> What is asked
Tally up the lines carrying the string "Федерации" and respond with only the resulting number.

□ □ □ □

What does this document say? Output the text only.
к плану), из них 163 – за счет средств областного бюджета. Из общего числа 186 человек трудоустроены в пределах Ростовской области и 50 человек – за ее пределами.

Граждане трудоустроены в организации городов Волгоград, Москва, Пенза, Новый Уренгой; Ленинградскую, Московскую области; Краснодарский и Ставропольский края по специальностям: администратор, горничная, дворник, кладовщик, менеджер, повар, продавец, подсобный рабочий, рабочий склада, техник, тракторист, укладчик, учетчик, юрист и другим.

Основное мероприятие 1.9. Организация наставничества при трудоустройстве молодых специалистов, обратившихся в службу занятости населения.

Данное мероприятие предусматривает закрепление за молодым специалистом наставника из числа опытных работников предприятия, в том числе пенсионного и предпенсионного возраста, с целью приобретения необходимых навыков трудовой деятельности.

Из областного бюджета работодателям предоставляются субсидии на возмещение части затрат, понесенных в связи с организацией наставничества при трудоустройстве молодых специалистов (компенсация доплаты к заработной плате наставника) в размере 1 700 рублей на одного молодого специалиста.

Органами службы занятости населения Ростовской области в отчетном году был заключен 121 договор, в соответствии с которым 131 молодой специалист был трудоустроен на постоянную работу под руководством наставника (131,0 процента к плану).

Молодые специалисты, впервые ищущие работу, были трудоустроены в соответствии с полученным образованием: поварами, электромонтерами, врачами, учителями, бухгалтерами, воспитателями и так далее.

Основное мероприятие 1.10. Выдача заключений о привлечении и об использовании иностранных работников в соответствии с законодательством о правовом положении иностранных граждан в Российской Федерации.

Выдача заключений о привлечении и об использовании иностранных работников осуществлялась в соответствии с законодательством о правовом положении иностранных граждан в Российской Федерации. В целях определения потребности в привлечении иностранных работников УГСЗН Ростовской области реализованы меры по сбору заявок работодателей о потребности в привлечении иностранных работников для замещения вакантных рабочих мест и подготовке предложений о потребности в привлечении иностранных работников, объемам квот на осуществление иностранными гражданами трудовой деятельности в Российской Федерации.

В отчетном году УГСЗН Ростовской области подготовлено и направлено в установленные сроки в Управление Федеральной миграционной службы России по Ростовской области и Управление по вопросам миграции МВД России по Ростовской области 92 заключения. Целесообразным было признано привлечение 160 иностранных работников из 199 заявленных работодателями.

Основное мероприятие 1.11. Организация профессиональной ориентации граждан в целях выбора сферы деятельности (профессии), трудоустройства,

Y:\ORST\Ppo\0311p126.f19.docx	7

□ □ □ □

> Answer
2